Raw data |
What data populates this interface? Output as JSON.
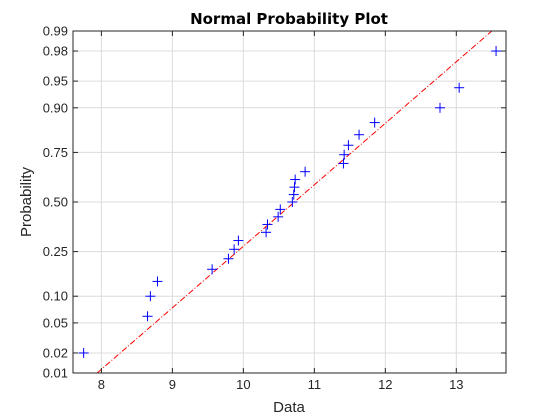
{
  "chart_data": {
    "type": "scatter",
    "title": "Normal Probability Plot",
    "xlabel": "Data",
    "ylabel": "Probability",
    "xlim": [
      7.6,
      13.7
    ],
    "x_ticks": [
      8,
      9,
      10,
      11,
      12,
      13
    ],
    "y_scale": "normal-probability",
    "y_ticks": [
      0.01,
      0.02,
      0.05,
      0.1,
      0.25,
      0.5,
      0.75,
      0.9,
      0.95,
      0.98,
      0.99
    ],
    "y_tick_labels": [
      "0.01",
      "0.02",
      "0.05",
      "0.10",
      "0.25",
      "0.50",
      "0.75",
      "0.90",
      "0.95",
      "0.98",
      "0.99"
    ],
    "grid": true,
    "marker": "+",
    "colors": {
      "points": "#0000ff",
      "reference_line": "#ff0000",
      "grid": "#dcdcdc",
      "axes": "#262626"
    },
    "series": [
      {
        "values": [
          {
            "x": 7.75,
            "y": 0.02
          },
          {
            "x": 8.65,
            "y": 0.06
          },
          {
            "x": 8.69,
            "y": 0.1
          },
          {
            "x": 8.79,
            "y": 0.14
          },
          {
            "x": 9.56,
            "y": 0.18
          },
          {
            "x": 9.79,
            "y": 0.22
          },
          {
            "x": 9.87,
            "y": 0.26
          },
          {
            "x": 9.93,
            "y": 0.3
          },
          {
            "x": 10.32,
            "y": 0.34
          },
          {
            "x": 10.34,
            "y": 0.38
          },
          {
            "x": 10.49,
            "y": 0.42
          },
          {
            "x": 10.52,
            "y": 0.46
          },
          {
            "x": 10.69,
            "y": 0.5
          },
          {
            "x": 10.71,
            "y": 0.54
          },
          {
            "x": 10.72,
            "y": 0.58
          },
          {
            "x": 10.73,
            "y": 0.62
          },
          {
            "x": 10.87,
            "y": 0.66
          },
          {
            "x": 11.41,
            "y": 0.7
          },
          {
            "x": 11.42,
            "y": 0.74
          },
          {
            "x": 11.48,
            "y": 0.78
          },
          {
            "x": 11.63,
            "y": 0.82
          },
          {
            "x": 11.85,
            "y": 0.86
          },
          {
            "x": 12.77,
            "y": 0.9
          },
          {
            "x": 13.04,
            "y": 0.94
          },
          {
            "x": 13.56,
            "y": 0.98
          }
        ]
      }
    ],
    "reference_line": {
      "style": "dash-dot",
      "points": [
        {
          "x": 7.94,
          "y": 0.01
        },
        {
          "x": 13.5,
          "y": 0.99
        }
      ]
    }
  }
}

---

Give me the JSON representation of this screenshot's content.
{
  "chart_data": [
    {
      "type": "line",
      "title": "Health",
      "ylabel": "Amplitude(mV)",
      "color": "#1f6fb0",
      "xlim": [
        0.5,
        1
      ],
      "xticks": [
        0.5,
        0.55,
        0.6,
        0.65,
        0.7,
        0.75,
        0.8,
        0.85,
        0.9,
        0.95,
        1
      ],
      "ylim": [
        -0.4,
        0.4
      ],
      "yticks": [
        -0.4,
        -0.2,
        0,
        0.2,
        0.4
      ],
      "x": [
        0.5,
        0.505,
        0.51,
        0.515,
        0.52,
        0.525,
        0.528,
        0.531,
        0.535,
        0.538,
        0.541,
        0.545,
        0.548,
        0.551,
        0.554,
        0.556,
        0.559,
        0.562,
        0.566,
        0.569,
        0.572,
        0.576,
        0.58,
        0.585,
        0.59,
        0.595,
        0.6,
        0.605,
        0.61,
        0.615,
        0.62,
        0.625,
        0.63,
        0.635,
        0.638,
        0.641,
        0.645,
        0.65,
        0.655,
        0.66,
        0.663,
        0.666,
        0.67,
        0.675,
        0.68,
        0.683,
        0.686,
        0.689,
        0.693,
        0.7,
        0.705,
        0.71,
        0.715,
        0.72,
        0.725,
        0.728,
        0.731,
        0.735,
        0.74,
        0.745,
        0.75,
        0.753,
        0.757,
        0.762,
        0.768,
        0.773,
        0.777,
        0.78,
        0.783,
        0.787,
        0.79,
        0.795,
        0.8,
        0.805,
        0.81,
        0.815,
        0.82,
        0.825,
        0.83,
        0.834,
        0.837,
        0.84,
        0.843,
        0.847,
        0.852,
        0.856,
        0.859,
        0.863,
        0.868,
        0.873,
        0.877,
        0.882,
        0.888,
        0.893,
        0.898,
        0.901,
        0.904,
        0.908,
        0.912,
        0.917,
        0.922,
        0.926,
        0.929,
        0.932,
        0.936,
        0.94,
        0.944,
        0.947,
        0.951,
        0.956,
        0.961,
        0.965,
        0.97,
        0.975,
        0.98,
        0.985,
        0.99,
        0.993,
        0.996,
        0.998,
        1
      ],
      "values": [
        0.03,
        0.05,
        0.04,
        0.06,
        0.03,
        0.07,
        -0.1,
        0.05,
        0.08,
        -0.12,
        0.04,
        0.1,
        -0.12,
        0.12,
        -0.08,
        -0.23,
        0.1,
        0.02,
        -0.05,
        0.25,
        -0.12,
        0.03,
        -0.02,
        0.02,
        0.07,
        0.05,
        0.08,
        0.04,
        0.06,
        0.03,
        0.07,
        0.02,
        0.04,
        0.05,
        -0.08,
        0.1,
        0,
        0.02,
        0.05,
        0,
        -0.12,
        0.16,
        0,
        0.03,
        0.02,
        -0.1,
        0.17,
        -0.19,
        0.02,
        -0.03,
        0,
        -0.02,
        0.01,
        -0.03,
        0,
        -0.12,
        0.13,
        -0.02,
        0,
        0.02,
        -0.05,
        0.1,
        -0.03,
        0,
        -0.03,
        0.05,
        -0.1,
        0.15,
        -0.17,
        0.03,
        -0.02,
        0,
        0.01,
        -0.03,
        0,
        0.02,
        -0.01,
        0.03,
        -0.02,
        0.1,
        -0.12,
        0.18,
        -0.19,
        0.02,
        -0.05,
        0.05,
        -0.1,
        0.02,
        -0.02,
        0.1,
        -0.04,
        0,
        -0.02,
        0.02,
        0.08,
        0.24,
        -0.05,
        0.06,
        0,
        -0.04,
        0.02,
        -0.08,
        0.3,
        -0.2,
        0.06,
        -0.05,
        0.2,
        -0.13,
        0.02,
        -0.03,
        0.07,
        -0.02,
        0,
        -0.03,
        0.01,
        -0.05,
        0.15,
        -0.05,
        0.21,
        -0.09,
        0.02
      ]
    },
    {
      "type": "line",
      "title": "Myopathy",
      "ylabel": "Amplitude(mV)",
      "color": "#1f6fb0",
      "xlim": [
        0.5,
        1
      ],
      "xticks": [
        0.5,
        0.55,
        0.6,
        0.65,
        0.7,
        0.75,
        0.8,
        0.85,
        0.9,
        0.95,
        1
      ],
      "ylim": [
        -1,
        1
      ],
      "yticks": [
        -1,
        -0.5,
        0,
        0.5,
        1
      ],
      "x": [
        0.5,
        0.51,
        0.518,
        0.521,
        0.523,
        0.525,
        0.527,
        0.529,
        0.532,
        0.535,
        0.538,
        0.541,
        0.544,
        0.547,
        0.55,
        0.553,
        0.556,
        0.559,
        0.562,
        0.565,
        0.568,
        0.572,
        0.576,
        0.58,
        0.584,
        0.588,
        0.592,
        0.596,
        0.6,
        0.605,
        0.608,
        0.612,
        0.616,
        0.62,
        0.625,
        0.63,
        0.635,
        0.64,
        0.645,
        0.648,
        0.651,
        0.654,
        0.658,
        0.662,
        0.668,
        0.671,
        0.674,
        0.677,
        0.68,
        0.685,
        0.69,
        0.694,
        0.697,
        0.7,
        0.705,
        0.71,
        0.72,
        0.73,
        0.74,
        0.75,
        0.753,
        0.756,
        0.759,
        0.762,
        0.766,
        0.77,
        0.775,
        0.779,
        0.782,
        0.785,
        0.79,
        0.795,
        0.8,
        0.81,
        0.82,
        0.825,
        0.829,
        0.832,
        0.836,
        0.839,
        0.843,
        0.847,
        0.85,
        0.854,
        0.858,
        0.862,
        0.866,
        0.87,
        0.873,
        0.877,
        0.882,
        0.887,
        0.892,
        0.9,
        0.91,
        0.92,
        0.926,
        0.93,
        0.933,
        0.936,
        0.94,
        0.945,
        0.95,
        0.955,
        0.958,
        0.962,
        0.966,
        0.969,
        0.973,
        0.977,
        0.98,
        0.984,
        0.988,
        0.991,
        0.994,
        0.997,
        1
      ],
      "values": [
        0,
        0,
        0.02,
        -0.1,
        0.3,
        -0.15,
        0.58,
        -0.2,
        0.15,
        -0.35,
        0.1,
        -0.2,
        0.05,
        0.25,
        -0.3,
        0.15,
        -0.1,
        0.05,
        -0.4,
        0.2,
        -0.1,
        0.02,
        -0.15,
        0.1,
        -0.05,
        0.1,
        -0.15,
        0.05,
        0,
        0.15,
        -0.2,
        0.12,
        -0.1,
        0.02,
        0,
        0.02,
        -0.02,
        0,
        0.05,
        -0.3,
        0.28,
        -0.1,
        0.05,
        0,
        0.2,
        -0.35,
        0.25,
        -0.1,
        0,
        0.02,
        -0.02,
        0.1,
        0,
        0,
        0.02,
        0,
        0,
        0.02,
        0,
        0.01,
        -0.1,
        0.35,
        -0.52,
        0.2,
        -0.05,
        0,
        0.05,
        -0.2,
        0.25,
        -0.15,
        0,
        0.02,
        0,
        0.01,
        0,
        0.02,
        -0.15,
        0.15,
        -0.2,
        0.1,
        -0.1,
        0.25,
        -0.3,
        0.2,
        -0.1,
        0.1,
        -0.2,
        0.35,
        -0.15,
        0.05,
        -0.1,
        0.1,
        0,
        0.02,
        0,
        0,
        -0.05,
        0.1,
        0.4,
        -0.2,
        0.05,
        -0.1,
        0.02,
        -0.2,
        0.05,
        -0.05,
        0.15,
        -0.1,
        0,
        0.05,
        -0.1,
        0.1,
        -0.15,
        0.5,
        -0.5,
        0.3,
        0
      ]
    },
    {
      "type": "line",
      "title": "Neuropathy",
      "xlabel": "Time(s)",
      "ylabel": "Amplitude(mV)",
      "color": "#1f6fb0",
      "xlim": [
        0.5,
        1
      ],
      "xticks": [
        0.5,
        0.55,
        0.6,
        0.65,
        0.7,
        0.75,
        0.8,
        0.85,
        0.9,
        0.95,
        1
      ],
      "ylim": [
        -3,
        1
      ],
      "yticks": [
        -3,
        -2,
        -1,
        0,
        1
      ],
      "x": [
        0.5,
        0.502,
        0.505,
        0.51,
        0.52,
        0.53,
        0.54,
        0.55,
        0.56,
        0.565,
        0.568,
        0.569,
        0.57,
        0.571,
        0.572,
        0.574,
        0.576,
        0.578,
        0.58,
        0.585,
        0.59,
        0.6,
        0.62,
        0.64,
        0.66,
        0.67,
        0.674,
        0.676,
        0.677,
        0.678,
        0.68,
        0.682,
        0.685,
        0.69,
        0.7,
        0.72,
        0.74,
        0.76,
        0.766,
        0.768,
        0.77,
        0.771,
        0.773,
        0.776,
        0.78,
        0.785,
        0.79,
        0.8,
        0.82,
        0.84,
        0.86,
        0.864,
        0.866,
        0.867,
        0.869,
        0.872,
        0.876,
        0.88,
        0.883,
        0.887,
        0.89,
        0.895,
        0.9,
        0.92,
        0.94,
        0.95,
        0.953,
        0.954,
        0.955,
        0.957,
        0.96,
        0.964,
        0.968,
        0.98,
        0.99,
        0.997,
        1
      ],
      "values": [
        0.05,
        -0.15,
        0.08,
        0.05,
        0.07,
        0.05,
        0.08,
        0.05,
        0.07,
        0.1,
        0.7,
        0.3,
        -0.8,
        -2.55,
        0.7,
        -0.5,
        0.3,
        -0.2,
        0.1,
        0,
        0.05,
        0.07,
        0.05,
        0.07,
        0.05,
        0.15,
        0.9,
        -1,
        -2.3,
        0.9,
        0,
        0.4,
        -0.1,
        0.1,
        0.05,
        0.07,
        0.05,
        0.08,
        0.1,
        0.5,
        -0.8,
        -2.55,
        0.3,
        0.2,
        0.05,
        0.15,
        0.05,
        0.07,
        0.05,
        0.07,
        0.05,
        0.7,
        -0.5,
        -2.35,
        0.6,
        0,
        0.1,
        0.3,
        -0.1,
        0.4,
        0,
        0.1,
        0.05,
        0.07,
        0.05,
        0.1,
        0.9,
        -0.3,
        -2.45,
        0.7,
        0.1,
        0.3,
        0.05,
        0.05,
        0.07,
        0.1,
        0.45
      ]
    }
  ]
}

The problem |
How many of the lines above include the string "this"? Reply with the number by itself.

Full output |
2